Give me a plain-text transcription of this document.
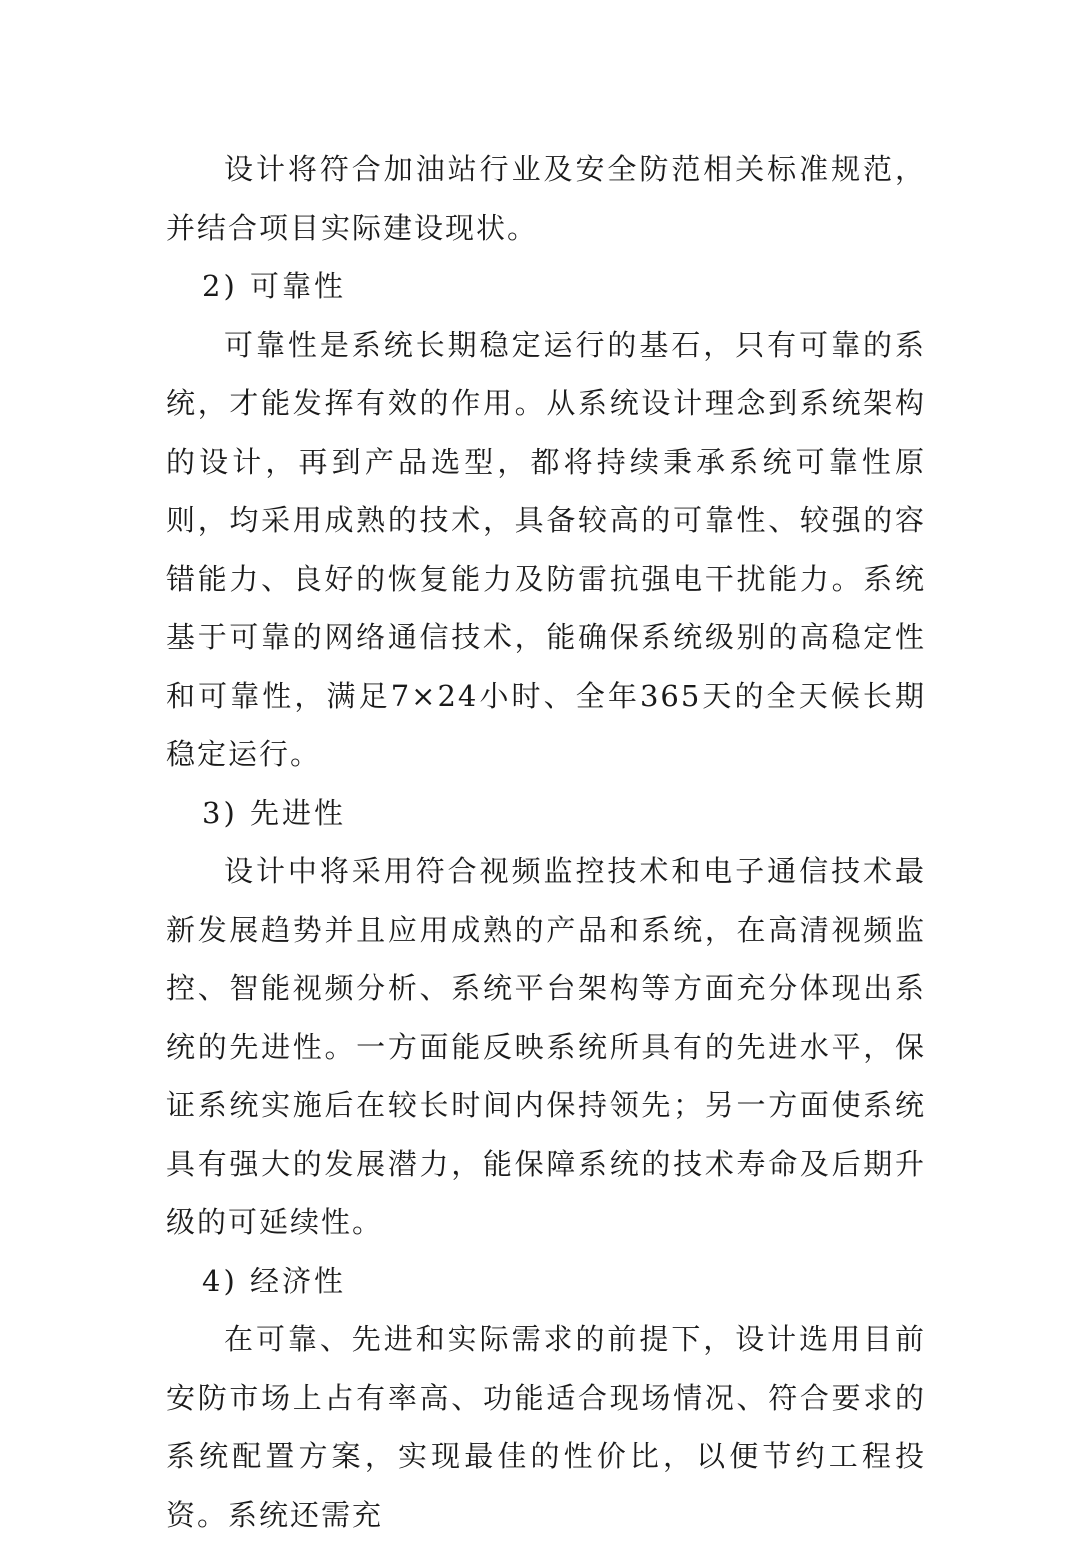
设计将符合加油站行业及安全防范相关标准规范，并结合项目实际建设现状。

2) 可靠性

可靠性是系统长期稳定运行的基石，只有可靠的系统，才能发挥有效的作用。从系统设计理念到系统架构的设计，再到产品选型，都将持续秉承系统可靠性原则，均采用成熟的技术，具备较高的可靠性、较强的容错能力、良好的恢复能力及防雷抗强电干扰能力。系统基于可靠的网络通信技术，能确保系统级别的高稳定性和可靠性，满足7×24小时、全年365天的全天候长期稳定运行。

3) 先进性

设计中将采用符合视频监控技术和电子通信技术最新发展趋势并且应用成熟的产品和系统，在高清视频监控、智能视频分析、系统平台架构等方面充分体现出系统的先进性。一方面能反映系统所具有的先进水平，保证系统实施后在较长时间内保持领先；另一方面使系统具有强大的发展潜力，能保障系统的技术寿命及后期升级的可延续性。

4) 经济性

在可靠、先进和实际需求的前提下，设计选用目前安防市场上占有率高、功能适合现场情况、符合要求的系统配置方案，实现最佳的性价比，以便节约工程投资。系统还需充
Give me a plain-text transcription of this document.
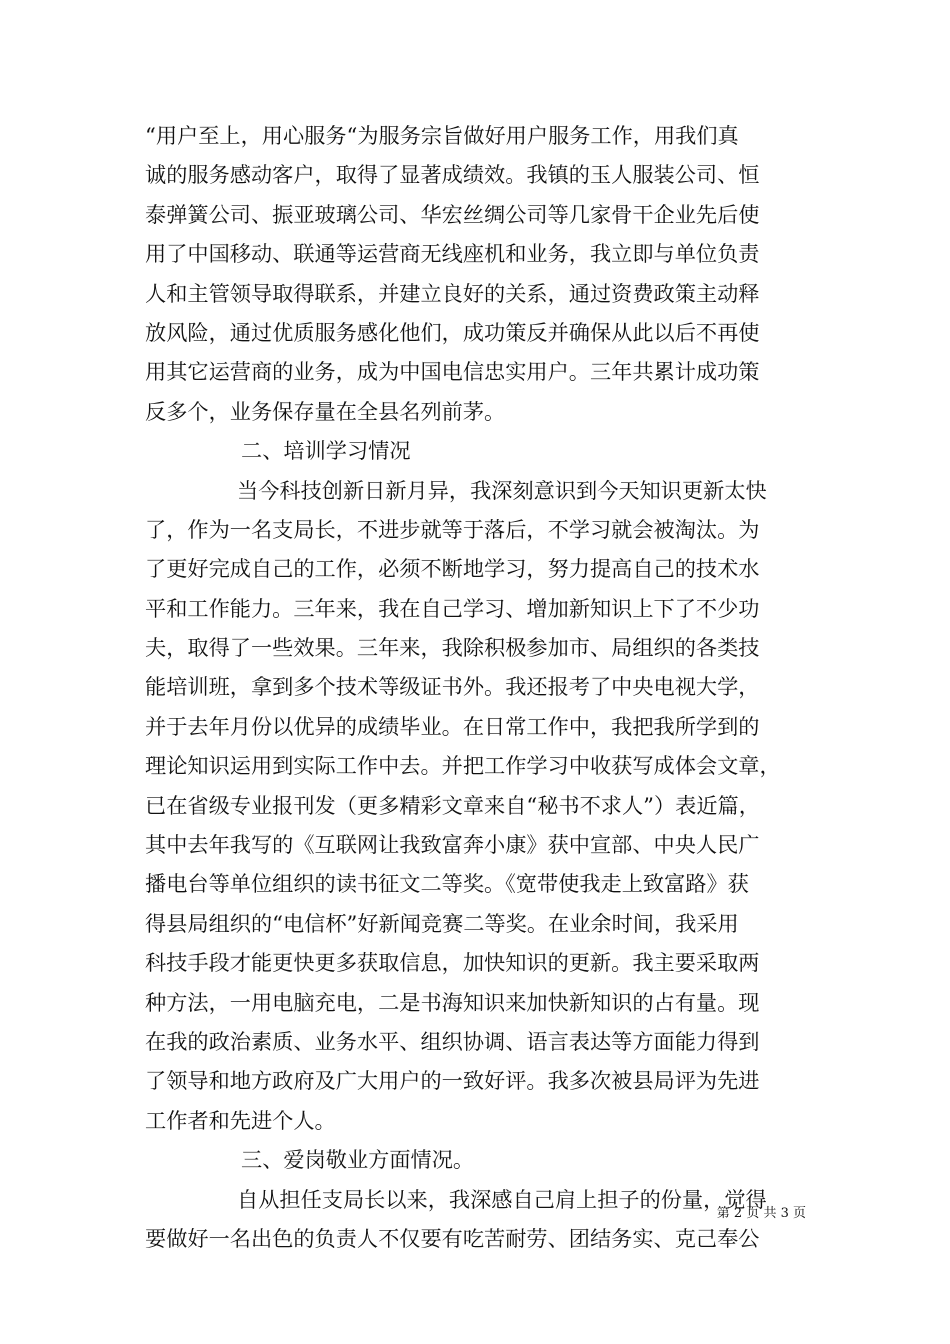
“用户至上，用心服务“为服务宗旨做好用户服务工作，用我们真
诚的服务感动客户，取得了显著成绩效。我镇的玉人服装公司、恒
泰弹簧公司、振亚玻璃公司、华宏丝绸公司等几家骨干企业先后使
用了中国移动、联通等运营商无线座机和业务，我立即与单位负责
人和主管领导取得联系，并建立良好的关系，通过资费政策主动释
放风险，通过优质服务感化他们，成功策反并确保从此以后不再使
用其它运营商的业务，成为中国电信忠实用户。三年共累计成功策
反多个，业务保存量在全县名列前茅。
二、培训学习情况
当今科技创新日新月异，我深刻意识到今天知识更新太快
了，作为一名支局长，不进步就等于落后，不学习就会被淘汰。为
了更好完成自己的工作，必须不断地学习，努力提高自己的技术水
平和工作能力。三年来，我在自己学习、增加新知识上下了不少功
夫，取得了一些效果。三年来，我除积极参加市、局组织的各类技
能培训班，拿到多个技术等级证书外。我还报考了中央电视大学，
并于去年月份以优异的成绩毕业。在日常工作中，我把我所学到的
理论知识运用到实际工作中去。并把工作学习中收获写成体会文章，
已在省级专业报刊发（更多精彩文章来自“秘书不求人”）表近篇，
其中去年我写的《互联网让我致富奔小康》获中宣部、中央人民广
播电台等单位组织的读书征文二等奖。《宽带使我走上致富路》获
得县局组织的“电信杯”好新闻竞赛二等奖。在业余时间，我采用
科技手段才能更快更多获取信息，加快知识的更新。我主要采取两
种方法，一用电脑充电，二是书海知识来加快新知识的占有量。现
在我的政治素质、业务水平、组织协调、语言表达等方面能力得到
了领导和地方政府及广大用户的一致好评。我多次被县局评为先进
工作者和先进个人。
三、爱岗敬业方面情况。
自从担任支局长以来，我深感自己肩上担子的份量，觉得
要做好一名出色的负责人不仅要有吃苦耐劳、团结务实、克己奉公
第 2 页 共 3 页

EXERCISE PROMPT.
Copy out the records above in full, exactly as written, but not the pictures.

WORKED ANSWER.
Give me a plain-text transcription of this document.
设计将符合加油站行业及安全防范相关标准规范，并结合项目实际建设现状。

2) 可靠性

可靠性是系统长期稳定运行的基石，只有可靠的系统，才能发挥有效的作用。从系统设计理念到系统架构的设计，再到产品选型，都将持续秉承系统可靠性原则，均采用成熟的技术，具备较高的可靠性、较强的容错能力、良好的恢复能力及防雷抗强电干扰能力。系统基于可靠的网络通信技术，能确保系统级别的高稳定性和可靠性，满足7×24小时、全年365天的全天候长期稳定运行。

3) 先进性

设计中将采用符合视频监控技术和电子通信技术最新发展趋势并且应用成熟的产品和系统，在高清视频监控、智能视频分析、系统平台架构等方面充分体现出系统的先进性。一方面能反映系统所具有的先进水平，保证系统实施后在较长时间内保持领先；另一方面使系统具有强大的发展潜力，能保障系统的技术寿命及后期升级的可延续性。

4) 经济性

在可靠、先进和实际需求的前提下，设计选用目前安防市场上占有率高、功能适合现场情况、符合要求的系统配置方案，实现最佳的性价比，以便节约工程投资。系统还需充
Give me a plain-text transcription of this document.
“用户至上，用心服务“为服务宗旨做好用户服务工作，用我们真
诚的服务感动客户，取得了显著成绩效。我镇的玉人服装公司、恒
泰弹簧公司、振亚玻璃公司、华宏丝绸公司等几家骨干企业先后使
用了中国移动、联通等运营商无线座机和业务，我立即与单位负责
人和主管领导取得联系，并建立良好的关系，通过资费政策主动释
放风险，通过优质服务感化他们，成功策反并确保从此以后不再使
用其它运营商的业务，成为中国电信忠实用户。三年共累计成功策
反多个，业务保存量在全县名列前茅。
二、培训学习情况
当今科技创新日新月异，我深刻意识到今天知识更新太快
了，作为一名支局长，不进步就等于落后，不学习就会被淘汰。为
了更好完成自己的工作，必须不断地学习，努力提高自己的技术水
平和工作能力。三年来，我在自己学习、增加新知识上下了不少功
夫，取得了一些效果。三年来，我除积极参加市、局组织的各类技
能培训班，拿到多个技术等级证书外。我还报考了中央电视大学，
并于去年月份以优异的成绩毕业。在日常工作中，我把我所学到的
理论知识运用到实际工作中去。并把工作学习中收获写成体会文章，
已在省级专业报刊发（更多精彩文章来自“秘书不求人”）表近篇，
其中去年我写的《互联网让我致富奔小康》获中宣部、中央人民广
播电台等单位组织的读书征文二等奖。《宽带使我走上致富路》获
得县局组织的“电信杯”好新闻竞赛二等奖。在业余时间，我采用
科技手段才能更快更多获取信息，加快知识的更新。我主要采取两
种方法，一用电脑充电，二是书海知识来加快新知识的占有量。现
在我的政治素质、业务水平、组织协调、语言表达等方面能力得到
了领导和地方政府及广大用户的一致好评。我多次被县局评为先进
工作者和先进个人。
三、爱岗敬业方面情况。
自从担任支局长以来，我深感自己肩上担子的份量，觉得
要做好一名出色的负责人不仅要有吃苦耐劳、团结务实、克己奉公
第 2 页 共 3 页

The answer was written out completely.